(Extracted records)
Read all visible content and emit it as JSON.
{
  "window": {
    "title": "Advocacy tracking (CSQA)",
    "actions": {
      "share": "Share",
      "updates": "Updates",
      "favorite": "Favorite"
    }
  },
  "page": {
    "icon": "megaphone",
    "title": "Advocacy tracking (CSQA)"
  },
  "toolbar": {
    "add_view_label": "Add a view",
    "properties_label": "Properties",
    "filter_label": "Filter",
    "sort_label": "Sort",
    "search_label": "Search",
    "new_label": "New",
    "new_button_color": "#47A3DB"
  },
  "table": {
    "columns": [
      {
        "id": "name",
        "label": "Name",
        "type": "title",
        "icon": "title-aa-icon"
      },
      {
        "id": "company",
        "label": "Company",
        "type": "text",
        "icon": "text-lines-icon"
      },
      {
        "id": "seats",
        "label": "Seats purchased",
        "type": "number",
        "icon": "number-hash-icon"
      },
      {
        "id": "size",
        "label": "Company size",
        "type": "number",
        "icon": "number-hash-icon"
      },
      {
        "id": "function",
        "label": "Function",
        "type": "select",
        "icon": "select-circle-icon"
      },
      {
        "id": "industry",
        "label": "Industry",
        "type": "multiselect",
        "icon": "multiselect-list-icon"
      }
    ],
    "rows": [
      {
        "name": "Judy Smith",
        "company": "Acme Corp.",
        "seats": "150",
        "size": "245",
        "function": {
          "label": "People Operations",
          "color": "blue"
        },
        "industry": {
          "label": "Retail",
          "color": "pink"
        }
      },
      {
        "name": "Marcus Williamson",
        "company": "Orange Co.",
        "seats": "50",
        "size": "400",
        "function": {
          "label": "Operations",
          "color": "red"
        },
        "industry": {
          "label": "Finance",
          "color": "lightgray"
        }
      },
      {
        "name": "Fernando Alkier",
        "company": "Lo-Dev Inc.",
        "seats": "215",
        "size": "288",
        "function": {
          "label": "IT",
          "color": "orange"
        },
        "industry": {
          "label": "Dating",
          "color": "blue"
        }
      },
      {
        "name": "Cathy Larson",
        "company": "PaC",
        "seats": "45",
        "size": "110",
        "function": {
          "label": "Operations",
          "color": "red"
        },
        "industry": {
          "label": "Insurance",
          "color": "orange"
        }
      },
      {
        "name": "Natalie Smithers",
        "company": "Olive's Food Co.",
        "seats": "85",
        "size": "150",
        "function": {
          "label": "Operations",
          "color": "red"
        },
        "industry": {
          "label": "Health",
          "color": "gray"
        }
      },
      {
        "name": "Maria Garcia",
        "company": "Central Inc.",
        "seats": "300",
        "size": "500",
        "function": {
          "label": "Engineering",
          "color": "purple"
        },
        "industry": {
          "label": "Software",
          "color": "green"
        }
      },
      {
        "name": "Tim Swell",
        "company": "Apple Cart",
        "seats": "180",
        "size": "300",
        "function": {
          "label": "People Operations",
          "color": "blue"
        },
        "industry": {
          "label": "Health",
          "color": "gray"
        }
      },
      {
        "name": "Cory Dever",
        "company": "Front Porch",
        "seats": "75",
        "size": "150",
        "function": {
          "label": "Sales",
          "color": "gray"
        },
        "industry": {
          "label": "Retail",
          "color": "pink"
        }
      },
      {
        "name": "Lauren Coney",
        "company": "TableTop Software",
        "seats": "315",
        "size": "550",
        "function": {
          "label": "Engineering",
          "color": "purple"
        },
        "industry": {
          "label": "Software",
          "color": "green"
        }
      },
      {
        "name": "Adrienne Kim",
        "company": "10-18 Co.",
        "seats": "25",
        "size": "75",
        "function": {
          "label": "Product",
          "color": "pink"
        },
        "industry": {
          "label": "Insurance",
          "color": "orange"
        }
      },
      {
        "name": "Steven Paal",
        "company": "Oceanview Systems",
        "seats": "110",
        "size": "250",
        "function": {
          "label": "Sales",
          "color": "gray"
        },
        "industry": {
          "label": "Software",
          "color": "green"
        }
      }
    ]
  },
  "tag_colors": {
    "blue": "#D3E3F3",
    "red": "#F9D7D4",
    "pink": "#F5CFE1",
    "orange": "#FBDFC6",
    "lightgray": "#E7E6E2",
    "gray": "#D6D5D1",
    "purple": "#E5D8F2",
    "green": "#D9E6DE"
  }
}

Required work: Select the lines that carry the string "Advocacy" and copy them.

Correct output:
    "title": "Advocacy tracking (CSQA)",
    "title": "Advocacy tracking (CSQA)"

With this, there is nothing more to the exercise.